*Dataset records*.
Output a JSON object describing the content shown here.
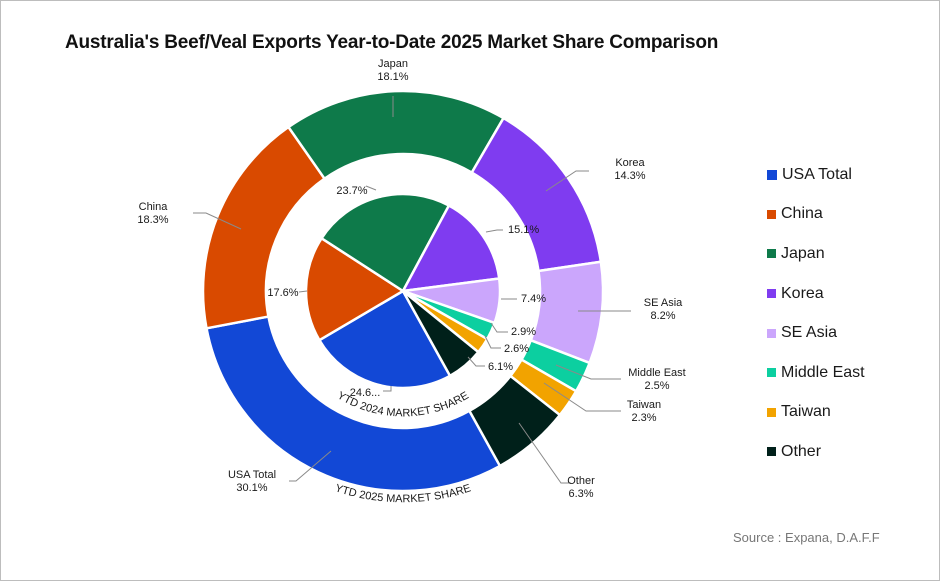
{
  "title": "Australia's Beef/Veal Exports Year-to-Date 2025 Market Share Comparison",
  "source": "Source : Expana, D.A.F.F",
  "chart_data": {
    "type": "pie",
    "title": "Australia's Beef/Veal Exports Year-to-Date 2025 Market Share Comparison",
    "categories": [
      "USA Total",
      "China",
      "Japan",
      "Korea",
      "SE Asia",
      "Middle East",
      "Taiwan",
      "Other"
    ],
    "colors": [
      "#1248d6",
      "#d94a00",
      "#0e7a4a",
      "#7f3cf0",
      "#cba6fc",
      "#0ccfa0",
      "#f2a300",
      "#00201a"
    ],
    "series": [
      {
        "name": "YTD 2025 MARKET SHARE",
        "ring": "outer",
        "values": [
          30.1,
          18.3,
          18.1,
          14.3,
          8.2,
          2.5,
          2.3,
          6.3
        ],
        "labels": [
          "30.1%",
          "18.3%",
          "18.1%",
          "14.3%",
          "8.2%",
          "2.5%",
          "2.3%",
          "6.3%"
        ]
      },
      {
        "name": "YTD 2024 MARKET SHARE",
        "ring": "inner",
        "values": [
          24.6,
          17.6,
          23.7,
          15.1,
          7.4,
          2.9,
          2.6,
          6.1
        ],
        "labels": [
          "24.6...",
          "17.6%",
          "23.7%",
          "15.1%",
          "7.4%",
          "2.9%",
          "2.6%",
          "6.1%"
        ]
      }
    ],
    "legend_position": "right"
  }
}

...

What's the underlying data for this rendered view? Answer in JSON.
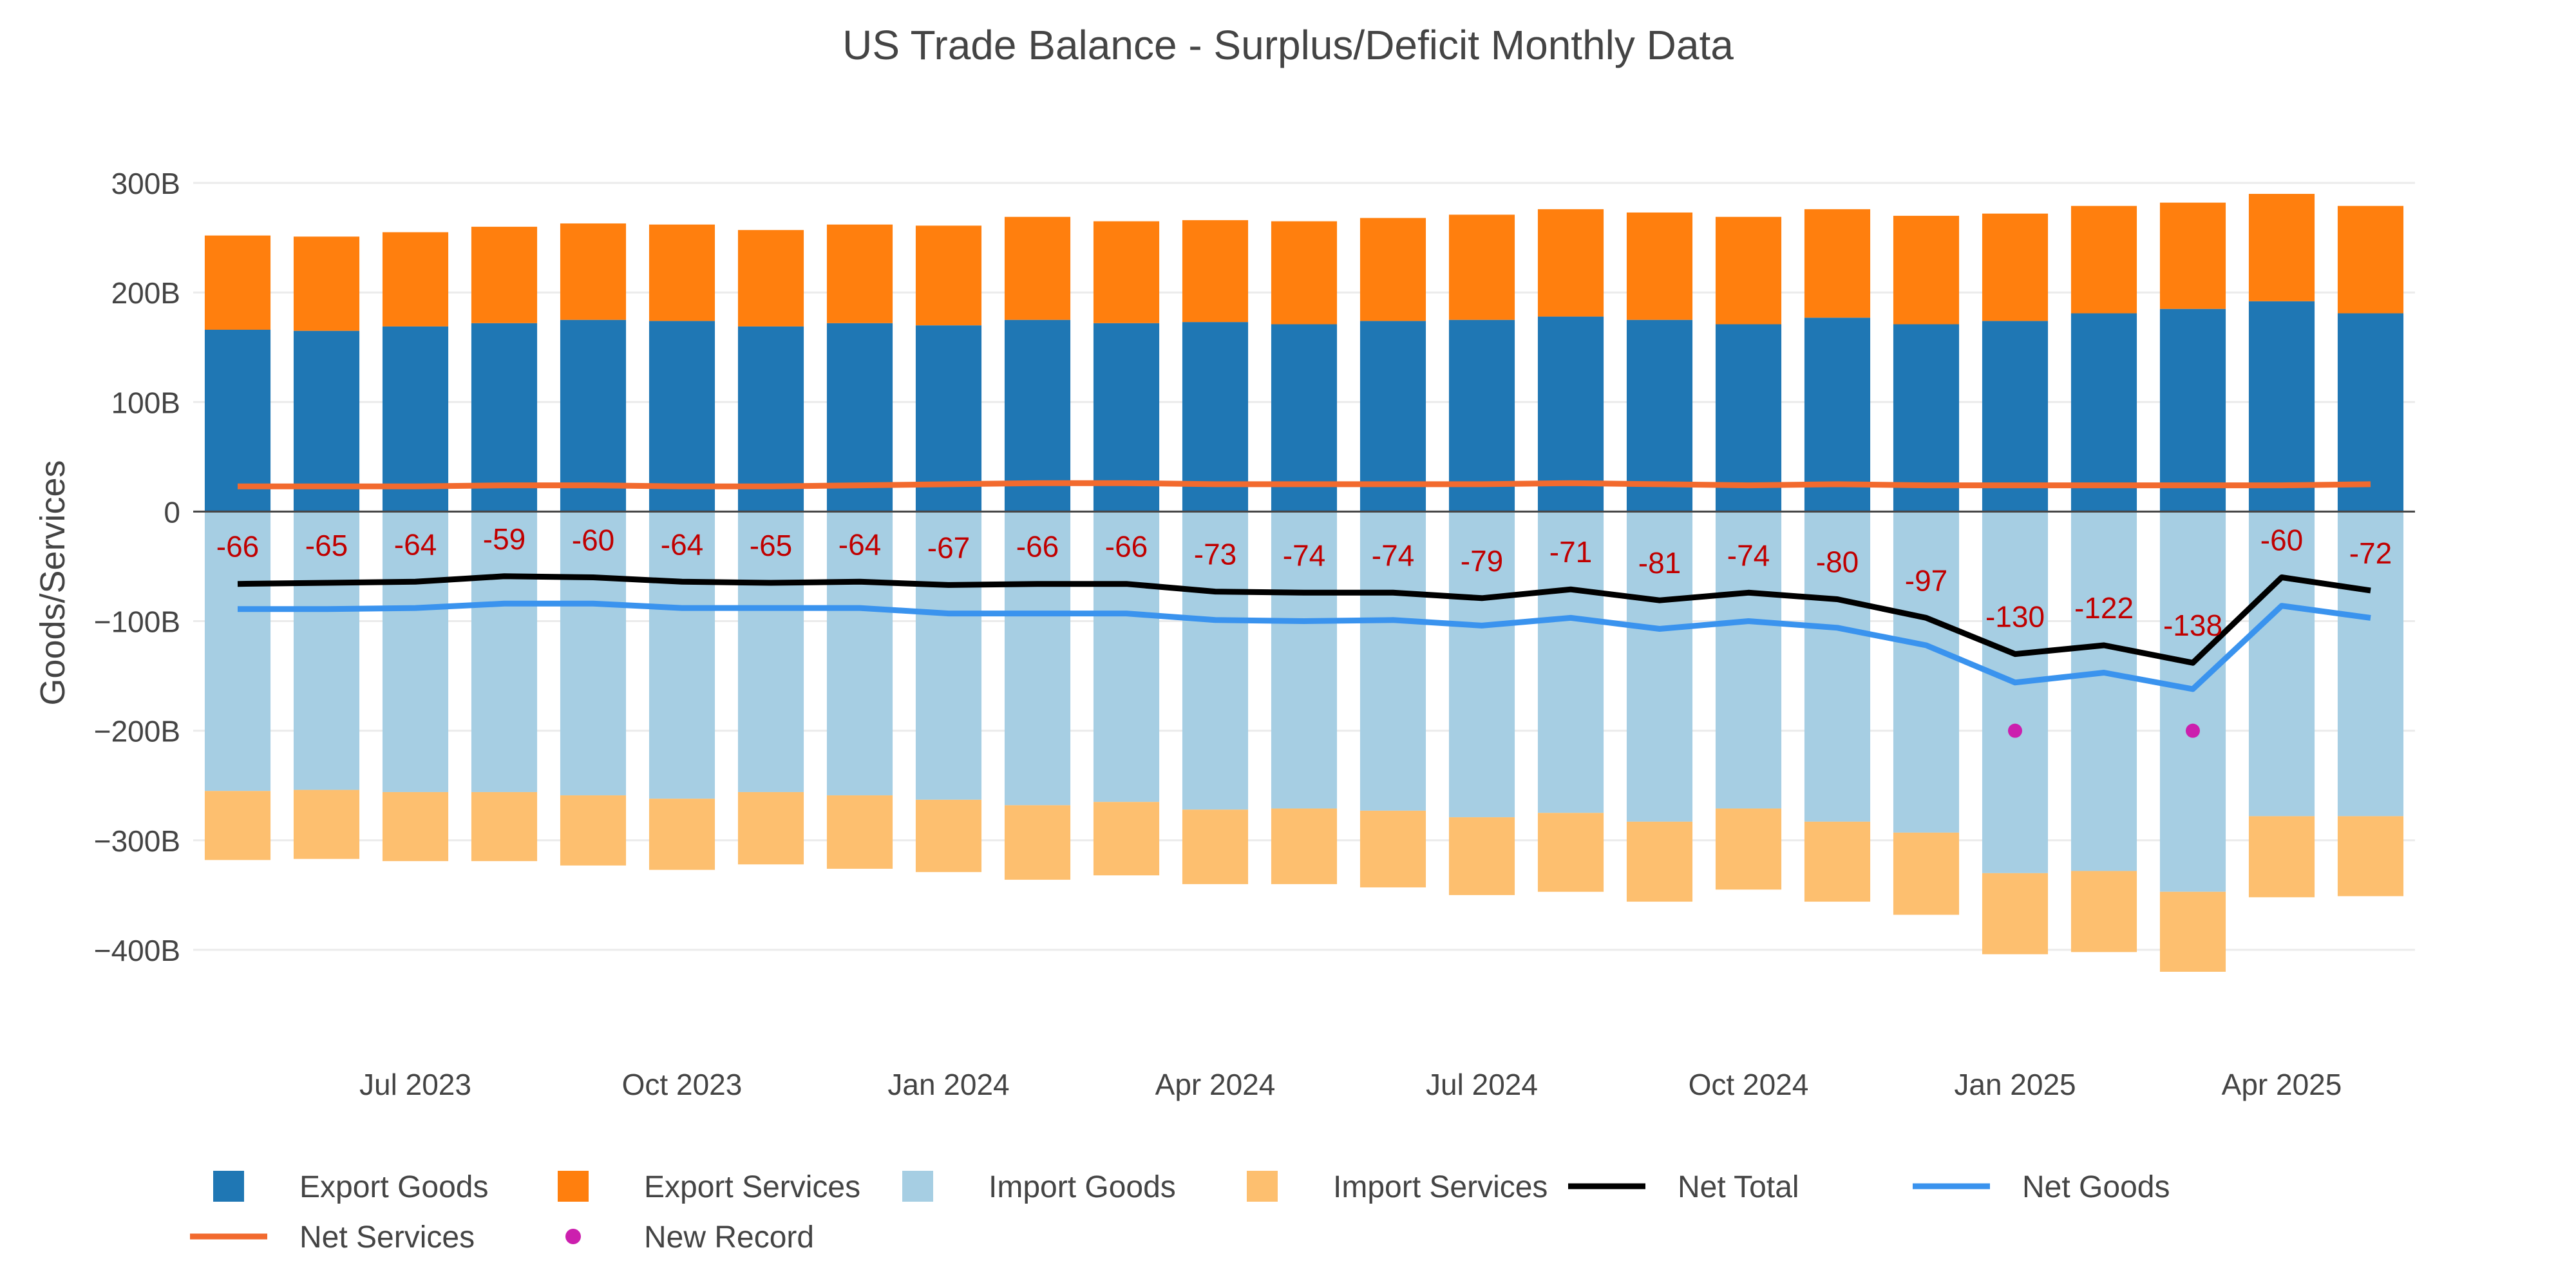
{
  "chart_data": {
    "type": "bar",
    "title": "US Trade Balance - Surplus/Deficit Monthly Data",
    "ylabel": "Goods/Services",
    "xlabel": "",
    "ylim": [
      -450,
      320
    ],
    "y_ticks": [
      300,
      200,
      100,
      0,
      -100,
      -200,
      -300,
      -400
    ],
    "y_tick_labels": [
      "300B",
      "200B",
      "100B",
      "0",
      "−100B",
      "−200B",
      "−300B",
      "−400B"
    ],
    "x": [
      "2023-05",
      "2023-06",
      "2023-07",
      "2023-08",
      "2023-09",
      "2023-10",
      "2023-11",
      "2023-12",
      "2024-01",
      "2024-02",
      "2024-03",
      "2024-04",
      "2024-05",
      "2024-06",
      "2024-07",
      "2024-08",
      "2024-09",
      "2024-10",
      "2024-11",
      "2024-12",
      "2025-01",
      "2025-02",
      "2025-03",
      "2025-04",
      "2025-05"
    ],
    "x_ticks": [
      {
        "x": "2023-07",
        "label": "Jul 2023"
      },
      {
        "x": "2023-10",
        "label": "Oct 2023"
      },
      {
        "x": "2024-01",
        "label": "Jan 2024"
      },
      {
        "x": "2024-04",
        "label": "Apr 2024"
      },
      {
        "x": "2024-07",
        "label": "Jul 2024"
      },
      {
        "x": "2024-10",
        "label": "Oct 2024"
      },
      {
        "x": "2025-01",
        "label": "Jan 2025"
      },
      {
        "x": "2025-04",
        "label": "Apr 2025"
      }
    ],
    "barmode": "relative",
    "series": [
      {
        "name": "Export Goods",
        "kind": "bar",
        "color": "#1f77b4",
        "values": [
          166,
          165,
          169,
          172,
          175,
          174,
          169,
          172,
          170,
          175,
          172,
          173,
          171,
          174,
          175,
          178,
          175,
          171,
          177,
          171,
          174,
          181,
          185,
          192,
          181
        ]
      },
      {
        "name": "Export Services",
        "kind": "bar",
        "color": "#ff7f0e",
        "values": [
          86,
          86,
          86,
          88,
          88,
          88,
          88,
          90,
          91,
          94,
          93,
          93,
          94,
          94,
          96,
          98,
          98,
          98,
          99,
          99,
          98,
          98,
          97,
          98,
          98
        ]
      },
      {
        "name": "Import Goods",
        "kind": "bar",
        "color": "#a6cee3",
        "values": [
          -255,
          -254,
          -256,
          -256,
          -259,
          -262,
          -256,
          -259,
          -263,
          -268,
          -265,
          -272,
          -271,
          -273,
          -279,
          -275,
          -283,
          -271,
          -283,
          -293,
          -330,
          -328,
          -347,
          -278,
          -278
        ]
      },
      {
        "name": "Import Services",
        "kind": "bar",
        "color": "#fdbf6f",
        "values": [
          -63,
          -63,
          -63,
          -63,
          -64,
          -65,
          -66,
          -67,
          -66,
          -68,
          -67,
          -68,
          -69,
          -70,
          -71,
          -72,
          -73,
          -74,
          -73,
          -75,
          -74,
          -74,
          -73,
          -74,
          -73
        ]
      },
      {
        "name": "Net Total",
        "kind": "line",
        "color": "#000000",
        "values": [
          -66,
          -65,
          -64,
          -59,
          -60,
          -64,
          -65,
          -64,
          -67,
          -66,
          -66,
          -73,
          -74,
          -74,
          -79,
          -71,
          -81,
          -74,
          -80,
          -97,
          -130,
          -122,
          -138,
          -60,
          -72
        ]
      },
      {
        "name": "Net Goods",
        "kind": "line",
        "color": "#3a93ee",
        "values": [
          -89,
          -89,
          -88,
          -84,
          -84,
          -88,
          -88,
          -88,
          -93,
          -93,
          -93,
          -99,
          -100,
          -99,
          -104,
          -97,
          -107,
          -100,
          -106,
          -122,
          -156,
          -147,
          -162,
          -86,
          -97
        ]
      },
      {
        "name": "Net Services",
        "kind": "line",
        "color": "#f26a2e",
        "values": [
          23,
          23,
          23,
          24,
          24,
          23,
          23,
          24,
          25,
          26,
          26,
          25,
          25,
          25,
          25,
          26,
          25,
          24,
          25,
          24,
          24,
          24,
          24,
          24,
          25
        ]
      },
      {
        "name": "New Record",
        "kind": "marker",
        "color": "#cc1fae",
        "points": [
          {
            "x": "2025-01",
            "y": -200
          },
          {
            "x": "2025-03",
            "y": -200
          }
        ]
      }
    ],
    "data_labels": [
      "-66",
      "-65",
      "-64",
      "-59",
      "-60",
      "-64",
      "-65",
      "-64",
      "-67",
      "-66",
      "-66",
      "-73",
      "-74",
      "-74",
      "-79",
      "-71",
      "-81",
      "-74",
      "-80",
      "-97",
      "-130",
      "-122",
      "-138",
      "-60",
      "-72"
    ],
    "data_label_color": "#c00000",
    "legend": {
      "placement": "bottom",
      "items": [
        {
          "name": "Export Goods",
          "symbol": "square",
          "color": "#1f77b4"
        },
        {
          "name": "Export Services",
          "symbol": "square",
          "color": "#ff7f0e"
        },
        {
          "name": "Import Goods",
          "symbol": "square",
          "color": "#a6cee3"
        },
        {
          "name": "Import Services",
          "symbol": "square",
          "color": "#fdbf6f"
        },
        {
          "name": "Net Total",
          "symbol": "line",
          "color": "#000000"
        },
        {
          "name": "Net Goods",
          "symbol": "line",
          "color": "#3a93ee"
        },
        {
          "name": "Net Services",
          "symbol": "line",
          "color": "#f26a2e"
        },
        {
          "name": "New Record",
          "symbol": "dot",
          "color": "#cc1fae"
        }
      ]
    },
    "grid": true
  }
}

==

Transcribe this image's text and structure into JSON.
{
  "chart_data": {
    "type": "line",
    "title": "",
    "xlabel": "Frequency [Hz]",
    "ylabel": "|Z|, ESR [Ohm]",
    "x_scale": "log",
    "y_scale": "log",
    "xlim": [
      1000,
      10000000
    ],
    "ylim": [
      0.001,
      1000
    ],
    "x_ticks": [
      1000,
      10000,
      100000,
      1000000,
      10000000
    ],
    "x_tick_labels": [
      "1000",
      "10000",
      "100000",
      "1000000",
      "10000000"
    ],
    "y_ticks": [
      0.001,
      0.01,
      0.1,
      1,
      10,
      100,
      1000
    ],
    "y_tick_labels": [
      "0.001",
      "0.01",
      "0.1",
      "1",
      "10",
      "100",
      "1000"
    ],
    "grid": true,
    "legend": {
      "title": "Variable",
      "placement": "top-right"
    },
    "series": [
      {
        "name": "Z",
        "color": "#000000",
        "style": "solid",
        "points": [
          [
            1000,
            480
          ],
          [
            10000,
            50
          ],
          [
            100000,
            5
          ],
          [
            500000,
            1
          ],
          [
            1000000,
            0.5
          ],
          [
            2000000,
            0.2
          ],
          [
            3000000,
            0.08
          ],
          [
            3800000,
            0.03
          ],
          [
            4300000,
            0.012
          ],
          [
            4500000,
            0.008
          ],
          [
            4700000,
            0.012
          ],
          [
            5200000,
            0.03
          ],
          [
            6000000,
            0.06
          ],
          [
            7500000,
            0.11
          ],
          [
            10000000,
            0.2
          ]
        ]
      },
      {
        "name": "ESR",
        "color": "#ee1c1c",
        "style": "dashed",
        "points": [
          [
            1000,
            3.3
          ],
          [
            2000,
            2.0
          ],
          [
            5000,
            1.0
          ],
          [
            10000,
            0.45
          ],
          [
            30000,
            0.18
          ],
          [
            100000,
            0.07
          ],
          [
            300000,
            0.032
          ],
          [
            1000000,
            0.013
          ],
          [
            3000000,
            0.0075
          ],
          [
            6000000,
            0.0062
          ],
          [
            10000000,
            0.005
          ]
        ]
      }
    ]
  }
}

*What is expected*. Exactly how many lines of the material contain the word "Goods"? Write the number alone.

*Exercise output*. 7